Na companhia dos livros. O blog da Quetzal Editores.

No próximo dia 12 de março, data em que se assinala o 147º aniversário do nascimento de Raul Brandão, decorrerá um encontro de homenagem ao escritor na Biblioteca Municipal de Guimarães, com a presença dos maiores especialistas na obra brandoniana. Além de uma série de palestras e leituras, será exibido o filme O Gebo e a Sombra, de Manoel de Oliveira, e realizada uma visita guiada ao espólio doado pelo escritor à Sociedade Martins Sarmento. Vasco Rosa, que organizou para a Quetzal o volume A Pedra Ainda Espera Dar Flor, fará uma das palestras com o tema «Raul Brandão em África.»

 

"O Brandão memorialístico assoma, aqui, com a mesma fulgurância em páginas dedicadas a contemporâneos – Nobre ou Fialho – e nas que consagrou a nomes como Garrett. Por outro lado, o crítico – literário, teatral e artístico – pronuncia-se sobre figuras como Pascoaes, Jaime Cortesão, ou Teixeira Lopes. O mesmo poderio expressivo e retórico, aplica-o em momentos menos definíveis – “tinha sido apalpada pela dor, esvaziada de lágrimas e de gritos” – mas sempre singulares."

 

Hugo Pinto Santos, Time Out

 

«”A vida passada em bibliotecas permitiu-me manter, nestes últimos anos, um interesse contínuo pela obra dispersa de Raul Brandão e identificar uma apreciável quantidade e qualidade de novos textos velhos.” Assim construiu Vasco Rosa a sal metodologia de investigação. Vasculhar em jornais é, de resto, paixão antiga e já deu origem a muitos volumes, de Alexandre O’Neill a Miguel Esteves Cardoso. Este dedicado a Raul Brandão é a reedição, revista e aumentada, de dois tomos que lançou em 2006, na Ambar, com os títulos Lume sob Cinzas e Paisagem com Figuras. São textos praticamente desconhecidos no nosso tempo mas que explicam muito do sucesso que o escritor teve ao longo da sua vida (nasceu em 1867 e morreu em 1930). Se antes conhecíamos os comentários elogiosos sobre alguns textos que o autor de Húmus escreveu – como é o caso das reportagens sobre jovens delinquentes, sem-abrigo, presos ou hospiciados em Lisboa – agora podemos lê-los como se tivessem sido escritos hoje. Em suma: artigos que explicam e contextualizam as suas obras, os seus gostos, o seu pensamento e os seus afetos.»

----

▶ **INSTRUÇÃO A**: Liste todos os nomes de pessoas referidos no parágrafo do excerto que começa por «O Brandão memorialístico assoma», excluindo o próprio Brandão.

----

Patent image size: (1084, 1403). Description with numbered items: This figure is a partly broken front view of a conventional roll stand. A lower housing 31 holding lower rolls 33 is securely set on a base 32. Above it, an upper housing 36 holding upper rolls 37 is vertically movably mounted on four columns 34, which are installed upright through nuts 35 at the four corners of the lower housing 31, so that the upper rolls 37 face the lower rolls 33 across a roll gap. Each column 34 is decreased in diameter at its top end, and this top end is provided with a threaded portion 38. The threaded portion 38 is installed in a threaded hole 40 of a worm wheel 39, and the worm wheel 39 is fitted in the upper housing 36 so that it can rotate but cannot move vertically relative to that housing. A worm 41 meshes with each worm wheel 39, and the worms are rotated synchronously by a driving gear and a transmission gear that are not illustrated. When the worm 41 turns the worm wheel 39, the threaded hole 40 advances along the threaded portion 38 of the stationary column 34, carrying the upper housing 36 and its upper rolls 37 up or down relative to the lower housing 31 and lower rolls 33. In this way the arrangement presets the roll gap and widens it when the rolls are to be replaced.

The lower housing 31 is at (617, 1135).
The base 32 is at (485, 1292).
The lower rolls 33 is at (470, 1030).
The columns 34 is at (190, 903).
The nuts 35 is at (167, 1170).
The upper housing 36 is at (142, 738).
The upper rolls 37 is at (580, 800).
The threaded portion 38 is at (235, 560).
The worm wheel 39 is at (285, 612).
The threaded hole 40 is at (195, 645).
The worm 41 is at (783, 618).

----

▶ **INSTRUÇÃO B**: Atualize todos os registos, trocando “roll stand” por “rolling mill stand” e mantendo tudo o resto inalterado.

▶ **RESPOSTA CORRETA A**: Nobre, Fialho, Garrett, Pascoaes, Jaime Cortesão, Teixeira Lopes

▶ **RESPOSTA CORRETA B**:
Patent image size: (1084, 1403). Description with numbered items: This figure is a partly broken front view of a conventional rolling mill stand. A lower housing 31 holding lower rolls 33 is securely set on a base 32. Above it, an upper housing 36 holding upper rolls 37 is vertically movably mounted on four columns 34, which are installed upright through nuts 35 at the four corners of the lower housing 31, so that the upper rolls 37 face the lower rolls 33 across a roll gap. Each column 34 is decreased in diameter at its top end, and this top end is provided with a threaded portion 38. The threaded portion 38 is installed in a threaded hole 40 of a worm wheel 39, and the worm wheel 39 is fitted in the upper housing 36 so that it can rotate but cannot move vertically relative to that housing. A worm 41 meshes with each worm wheel 39, and the worms are rotated synchronously by a driving gear and a transmission gear that are not illustrated. When the worm 41 turns the worm wheel 39, the threaded hole 40 advances along the threaded portion 38 of the stationary column 34, carrying the upper housing 36 and its upper rolls 37 up or down relative to the lower housing 31 and lower rolls 33. In this way the arrangement presets the roll gap and widens it when the rolls are to be replaced.

The lower housing 31 is at (617, 1135).
The base 32 is at (485, 1292).
The lower rolls 33 is at (470, 1030).
The columns 34 is at (190, 903).
The nuts 35 is at (167, 1170).
The upper housing 36 is at (142, 738).
The upper rolls 37 is at (580, 800).
The threaded portion 38 is at (235, 560).
The worm wheel 39 is at (285, 612).
The threaded hole 40 is at (195, 645).
The worm 41 is at (783, 618).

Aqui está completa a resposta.